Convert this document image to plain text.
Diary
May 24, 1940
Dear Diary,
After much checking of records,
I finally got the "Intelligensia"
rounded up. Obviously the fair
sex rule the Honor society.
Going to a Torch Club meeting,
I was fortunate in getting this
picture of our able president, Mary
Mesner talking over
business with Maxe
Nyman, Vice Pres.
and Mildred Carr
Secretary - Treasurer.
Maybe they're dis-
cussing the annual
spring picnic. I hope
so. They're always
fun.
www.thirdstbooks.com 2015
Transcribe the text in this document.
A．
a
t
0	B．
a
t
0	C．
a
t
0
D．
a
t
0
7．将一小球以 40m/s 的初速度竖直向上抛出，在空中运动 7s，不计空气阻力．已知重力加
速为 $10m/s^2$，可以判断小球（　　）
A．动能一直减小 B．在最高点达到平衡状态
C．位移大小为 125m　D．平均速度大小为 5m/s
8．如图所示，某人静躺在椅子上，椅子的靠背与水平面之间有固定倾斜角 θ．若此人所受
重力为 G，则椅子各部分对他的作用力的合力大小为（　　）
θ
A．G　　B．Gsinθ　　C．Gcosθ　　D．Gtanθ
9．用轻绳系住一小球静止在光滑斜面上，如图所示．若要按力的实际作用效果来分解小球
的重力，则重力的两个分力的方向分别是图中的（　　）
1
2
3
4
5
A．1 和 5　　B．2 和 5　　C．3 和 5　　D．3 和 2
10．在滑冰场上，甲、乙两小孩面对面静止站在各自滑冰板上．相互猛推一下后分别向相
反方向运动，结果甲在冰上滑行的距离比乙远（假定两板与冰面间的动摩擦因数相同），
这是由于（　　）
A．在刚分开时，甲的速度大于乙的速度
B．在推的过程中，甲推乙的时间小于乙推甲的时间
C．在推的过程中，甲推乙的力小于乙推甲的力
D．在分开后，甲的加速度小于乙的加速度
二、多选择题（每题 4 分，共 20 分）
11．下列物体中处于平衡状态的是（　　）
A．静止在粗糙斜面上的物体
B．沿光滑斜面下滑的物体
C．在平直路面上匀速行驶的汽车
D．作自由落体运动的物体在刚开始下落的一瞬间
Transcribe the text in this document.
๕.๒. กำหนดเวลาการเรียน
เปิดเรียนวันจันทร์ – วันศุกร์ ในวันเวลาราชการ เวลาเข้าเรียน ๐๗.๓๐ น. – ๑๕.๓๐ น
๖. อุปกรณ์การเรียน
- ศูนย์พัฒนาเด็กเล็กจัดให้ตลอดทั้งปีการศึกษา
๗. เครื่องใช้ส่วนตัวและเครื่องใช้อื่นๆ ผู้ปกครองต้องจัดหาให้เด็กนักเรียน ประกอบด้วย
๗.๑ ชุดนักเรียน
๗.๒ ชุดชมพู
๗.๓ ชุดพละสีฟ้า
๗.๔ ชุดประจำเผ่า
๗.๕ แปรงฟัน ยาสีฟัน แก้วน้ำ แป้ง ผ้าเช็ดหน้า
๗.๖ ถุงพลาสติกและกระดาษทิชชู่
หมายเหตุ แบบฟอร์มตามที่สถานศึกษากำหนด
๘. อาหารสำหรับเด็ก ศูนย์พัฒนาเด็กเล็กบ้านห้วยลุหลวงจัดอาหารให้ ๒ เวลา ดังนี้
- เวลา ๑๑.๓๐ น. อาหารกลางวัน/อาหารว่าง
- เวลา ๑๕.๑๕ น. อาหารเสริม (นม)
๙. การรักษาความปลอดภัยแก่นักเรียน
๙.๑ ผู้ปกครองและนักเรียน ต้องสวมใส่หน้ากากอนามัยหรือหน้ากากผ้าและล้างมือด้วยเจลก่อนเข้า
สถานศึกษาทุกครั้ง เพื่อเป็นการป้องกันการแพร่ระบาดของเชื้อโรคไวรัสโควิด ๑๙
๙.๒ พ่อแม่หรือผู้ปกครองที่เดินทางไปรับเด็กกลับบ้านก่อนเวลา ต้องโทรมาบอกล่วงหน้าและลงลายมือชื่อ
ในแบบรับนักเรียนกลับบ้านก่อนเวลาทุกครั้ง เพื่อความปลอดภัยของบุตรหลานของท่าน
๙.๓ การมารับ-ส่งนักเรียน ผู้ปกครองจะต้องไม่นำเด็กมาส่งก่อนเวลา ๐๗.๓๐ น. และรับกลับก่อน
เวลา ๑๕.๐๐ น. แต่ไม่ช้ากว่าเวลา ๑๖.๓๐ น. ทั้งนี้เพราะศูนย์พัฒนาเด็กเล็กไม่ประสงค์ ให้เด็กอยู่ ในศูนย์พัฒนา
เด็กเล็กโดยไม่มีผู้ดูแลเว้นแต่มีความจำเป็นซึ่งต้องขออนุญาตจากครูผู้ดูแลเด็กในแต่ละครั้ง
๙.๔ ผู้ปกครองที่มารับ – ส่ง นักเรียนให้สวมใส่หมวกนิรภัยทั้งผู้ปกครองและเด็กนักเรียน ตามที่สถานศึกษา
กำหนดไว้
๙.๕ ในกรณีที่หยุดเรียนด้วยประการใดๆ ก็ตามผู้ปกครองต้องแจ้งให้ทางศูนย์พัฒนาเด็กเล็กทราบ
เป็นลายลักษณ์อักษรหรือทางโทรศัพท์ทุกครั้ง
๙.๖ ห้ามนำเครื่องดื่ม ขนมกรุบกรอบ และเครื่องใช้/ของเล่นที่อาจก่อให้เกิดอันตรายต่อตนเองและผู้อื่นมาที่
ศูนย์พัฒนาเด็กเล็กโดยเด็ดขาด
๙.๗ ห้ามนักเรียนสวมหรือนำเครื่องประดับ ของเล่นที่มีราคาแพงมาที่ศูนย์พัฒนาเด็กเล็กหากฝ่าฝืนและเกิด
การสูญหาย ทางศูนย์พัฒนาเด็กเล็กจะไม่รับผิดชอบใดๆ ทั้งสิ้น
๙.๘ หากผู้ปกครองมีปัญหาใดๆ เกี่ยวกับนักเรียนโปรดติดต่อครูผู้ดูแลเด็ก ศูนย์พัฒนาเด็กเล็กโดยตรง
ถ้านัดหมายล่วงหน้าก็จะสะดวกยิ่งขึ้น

What you need to do: Copy all lines of the listing above that contain the string "องใช".

Response below:
๗. เครื่องใช้ส่วนตัวและเครื่องใช้อื่นๆ ผู้ปกครองต้องจัดหาให้เด็กนักเรียน ประกอบด้วย
๙.๖ ห้ามนำเครื่องดื่ม ขนมกรุบกรอบ และเครื่องใช้/ของเล่นที่อาจก่อให้เกิดอันตรายต่อตนเองและผู้อื่นมาที่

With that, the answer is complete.